Provide nothing beyond the count of lines that include the string "screenshot".
--- start Supplied material ---
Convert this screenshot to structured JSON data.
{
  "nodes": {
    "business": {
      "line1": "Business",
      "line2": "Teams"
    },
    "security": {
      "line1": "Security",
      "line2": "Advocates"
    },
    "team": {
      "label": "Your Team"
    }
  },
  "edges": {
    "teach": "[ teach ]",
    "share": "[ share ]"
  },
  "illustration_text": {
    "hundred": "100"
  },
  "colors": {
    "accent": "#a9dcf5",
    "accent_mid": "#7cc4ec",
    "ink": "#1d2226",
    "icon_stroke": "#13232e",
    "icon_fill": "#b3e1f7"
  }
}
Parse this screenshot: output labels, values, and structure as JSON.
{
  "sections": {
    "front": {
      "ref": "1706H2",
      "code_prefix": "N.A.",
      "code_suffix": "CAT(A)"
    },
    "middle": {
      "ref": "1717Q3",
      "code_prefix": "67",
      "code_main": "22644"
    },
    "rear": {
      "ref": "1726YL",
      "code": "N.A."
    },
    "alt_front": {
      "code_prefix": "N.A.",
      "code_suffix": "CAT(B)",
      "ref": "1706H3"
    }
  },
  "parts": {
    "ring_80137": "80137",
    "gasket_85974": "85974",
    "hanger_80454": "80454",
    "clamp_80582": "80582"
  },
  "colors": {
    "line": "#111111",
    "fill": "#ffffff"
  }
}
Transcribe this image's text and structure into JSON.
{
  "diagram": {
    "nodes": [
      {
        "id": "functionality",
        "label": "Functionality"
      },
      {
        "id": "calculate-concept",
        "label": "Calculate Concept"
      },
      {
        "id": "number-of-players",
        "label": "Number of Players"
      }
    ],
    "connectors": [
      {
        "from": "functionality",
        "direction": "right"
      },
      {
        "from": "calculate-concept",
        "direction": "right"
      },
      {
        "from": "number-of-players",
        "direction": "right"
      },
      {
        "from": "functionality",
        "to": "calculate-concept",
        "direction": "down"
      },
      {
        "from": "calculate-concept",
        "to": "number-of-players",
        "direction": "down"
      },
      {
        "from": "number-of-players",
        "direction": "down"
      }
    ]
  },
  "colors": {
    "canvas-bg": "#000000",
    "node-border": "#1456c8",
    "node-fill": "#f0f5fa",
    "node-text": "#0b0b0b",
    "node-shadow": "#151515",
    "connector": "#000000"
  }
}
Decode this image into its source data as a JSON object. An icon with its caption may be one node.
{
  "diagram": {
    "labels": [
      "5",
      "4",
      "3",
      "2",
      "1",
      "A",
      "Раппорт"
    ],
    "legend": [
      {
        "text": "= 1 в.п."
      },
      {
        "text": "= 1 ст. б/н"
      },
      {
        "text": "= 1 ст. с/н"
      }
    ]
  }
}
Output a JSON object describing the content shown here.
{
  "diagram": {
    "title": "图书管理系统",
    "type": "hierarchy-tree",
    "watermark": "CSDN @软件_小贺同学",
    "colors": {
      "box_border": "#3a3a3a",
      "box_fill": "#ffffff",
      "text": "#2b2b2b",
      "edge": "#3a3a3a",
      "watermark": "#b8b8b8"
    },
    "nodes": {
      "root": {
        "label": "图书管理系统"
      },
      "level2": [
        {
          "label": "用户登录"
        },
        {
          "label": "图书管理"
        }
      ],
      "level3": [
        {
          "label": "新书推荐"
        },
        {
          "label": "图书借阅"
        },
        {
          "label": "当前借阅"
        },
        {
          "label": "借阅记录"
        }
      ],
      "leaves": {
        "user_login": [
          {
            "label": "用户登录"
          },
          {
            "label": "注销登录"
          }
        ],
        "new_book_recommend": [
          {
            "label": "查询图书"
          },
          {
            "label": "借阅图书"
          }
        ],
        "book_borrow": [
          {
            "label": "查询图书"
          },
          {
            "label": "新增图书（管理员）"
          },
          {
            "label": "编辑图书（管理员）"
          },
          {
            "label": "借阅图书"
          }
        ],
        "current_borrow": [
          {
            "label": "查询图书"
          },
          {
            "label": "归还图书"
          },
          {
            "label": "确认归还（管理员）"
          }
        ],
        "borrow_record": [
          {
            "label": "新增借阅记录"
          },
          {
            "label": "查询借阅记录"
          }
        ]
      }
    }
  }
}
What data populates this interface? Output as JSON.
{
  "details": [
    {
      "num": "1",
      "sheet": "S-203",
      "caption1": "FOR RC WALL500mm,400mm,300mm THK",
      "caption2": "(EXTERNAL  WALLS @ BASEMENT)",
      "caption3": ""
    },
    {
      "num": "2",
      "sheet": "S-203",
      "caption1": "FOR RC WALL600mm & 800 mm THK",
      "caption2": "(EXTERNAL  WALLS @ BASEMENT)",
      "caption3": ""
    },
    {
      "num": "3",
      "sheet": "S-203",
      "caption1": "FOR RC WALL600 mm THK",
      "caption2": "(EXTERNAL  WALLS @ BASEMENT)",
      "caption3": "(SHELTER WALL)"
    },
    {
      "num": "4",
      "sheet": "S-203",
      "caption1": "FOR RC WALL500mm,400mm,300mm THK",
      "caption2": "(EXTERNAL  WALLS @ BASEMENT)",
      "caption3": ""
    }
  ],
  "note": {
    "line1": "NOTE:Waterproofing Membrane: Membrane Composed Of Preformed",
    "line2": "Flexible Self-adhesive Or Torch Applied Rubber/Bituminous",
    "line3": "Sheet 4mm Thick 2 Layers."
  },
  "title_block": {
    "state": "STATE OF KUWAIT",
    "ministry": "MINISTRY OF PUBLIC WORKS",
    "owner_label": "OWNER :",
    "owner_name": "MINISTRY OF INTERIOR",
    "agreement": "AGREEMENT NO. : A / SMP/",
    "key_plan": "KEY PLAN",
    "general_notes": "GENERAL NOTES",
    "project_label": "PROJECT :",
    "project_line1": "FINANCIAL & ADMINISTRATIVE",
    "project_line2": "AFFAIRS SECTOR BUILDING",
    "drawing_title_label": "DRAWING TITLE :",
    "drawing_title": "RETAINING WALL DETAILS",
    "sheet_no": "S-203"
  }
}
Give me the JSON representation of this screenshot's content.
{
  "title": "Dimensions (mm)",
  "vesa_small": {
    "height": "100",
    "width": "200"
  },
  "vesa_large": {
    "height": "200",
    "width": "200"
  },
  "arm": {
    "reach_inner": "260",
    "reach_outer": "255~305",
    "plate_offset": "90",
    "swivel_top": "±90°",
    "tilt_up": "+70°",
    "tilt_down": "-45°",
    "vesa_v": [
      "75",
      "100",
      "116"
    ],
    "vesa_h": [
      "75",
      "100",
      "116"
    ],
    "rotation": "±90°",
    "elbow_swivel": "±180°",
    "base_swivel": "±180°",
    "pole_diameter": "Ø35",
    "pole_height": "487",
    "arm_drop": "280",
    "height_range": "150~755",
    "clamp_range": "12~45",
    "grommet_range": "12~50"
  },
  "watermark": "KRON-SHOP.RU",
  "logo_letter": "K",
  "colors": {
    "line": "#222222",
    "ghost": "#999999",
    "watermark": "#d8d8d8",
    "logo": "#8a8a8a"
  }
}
--- end Supplied material ---
The response
3